Start

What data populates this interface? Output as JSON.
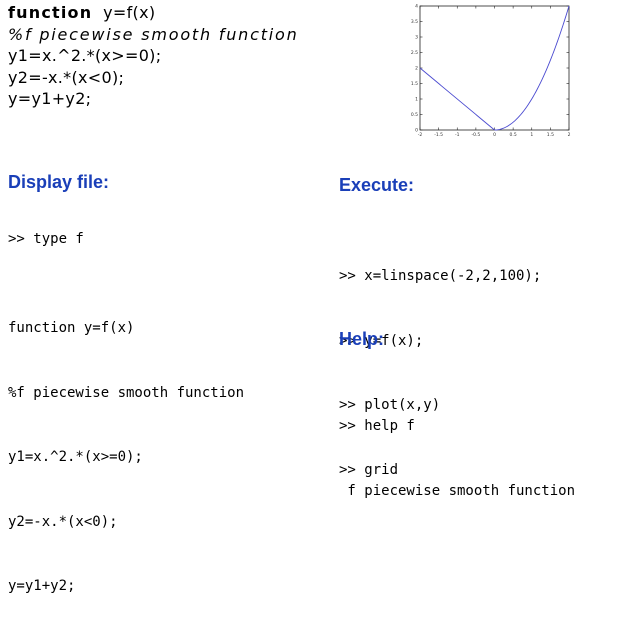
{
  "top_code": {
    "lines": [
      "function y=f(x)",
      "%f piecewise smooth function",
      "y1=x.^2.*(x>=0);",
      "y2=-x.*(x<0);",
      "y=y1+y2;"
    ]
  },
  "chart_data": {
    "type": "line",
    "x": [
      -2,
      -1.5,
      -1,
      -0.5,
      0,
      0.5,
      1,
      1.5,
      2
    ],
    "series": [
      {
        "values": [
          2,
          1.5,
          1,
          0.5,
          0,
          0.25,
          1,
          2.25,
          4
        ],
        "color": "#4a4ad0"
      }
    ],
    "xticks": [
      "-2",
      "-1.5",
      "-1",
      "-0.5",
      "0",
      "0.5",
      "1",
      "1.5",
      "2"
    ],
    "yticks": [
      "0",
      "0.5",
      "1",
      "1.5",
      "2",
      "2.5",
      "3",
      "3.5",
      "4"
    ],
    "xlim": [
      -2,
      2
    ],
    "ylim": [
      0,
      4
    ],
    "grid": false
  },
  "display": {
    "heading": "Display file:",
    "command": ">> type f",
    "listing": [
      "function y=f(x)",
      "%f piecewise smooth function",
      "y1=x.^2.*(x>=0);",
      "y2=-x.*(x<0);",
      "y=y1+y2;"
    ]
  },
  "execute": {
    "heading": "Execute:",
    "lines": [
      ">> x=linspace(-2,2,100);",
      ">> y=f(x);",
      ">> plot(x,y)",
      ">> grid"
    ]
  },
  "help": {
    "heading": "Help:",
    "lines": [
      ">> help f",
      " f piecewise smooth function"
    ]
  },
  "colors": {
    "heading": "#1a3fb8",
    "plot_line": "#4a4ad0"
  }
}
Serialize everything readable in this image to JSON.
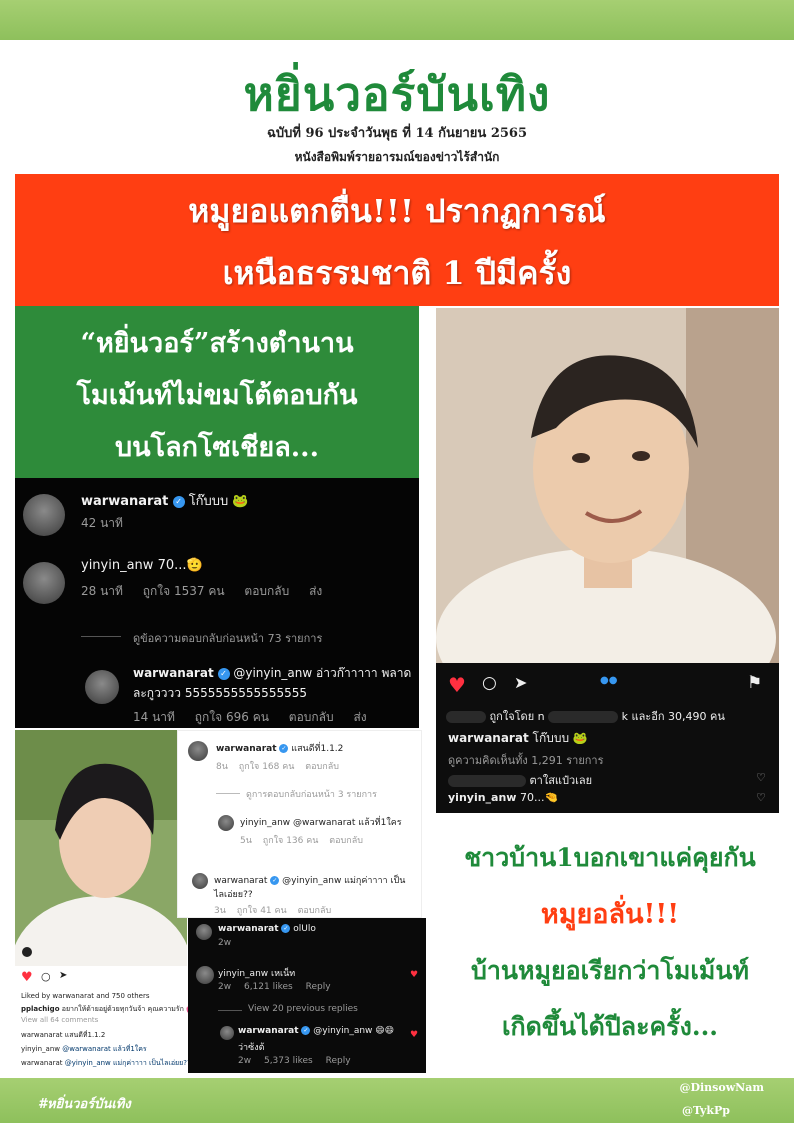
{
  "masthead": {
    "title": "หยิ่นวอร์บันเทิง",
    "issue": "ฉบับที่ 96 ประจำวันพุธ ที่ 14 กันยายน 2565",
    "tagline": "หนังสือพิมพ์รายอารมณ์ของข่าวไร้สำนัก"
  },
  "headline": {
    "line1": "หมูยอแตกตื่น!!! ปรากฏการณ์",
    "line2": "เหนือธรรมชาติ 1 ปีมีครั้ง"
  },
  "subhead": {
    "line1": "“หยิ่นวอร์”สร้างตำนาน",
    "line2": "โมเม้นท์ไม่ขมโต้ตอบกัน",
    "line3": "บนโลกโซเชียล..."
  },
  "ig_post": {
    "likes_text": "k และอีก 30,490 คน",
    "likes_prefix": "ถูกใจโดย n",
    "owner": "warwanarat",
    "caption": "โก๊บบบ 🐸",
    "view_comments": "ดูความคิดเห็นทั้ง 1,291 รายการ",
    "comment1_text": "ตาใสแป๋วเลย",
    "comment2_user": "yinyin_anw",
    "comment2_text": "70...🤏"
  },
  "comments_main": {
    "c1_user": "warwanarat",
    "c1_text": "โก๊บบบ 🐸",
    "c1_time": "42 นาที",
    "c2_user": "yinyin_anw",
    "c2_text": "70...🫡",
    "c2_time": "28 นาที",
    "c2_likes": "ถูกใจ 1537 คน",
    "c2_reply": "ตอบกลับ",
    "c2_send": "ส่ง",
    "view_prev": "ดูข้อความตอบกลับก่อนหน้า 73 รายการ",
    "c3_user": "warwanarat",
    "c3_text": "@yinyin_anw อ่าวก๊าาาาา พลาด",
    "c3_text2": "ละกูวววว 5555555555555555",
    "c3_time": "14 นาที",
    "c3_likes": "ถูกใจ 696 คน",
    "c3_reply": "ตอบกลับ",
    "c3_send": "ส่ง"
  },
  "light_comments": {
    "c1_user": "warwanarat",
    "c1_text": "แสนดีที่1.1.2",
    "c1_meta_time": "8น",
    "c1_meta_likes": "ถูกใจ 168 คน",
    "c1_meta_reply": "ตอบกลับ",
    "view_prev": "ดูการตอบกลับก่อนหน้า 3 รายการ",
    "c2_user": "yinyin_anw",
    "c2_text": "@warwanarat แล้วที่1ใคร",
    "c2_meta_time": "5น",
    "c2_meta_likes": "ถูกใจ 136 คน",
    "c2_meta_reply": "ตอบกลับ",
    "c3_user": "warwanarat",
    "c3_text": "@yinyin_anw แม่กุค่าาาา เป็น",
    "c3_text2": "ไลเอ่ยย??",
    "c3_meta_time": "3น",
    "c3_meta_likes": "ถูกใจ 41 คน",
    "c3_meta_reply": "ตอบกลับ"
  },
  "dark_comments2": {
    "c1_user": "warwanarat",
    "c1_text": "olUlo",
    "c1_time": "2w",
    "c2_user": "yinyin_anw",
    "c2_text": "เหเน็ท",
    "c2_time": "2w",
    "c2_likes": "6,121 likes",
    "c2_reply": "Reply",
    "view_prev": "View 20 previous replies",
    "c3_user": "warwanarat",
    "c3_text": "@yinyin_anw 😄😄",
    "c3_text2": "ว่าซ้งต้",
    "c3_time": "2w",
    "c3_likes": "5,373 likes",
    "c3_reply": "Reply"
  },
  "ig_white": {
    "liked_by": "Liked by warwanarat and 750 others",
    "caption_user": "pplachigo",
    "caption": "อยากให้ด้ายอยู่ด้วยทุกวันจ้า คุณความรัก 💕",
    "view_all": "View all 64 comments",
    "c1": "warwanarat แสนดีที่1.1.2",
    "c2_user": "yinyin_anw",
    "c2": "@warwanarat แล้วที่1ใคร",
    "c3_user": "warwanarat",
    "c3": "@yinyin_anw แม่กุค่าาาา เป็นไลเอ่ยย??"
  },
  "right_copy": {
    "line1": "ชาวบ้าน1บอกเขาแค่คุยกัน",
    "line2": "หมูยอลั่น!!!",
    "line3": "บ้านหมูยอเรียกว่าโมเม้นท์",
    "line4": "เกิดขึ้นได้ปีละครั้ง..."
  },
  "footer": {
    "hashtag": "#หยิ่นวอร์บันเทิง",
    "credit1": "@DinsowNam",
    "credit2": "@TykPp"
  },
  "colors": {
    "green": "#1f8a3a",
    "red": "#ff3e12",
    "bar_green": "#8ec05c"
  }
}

End
Start

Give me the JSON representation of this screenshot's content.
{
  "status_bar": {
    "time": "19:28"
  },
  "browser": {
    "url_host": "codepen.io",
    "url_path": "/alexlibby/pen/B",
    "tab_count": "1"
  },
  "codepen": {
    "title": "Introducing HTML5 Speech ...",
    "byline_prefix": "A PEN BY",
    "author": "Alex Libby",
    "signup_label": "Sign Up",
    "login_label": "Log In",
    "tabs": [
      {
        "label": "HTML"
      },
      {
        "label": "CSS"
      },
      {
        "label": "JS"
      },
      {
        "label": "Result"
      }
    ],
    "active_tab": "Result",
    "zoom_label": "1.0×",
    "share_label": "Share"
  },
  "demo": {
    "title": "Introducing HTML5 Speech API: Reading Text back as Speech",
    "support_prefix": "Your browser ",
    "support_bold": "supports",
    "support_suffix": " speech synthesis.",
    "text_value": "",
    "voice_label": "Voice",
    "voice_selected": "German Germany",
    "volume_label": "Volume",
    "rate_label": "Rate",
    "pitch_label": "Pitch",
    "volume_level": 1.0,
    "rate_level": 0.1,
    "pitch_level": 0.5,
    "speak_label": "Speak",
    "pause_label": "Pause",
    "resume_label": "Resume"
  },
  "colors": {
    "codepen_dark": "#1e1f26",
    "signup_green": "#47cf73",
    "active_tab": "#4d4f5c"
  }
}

End

* [REQUIREMENT]: Find the word "แสนด" in the data and copy out each line where it turns up.

* [THE OUTPUT]:
    "c1_text": "แสนดีที่1.1.2",
    "c1": "warwanarat แสนดีที่1.1.2",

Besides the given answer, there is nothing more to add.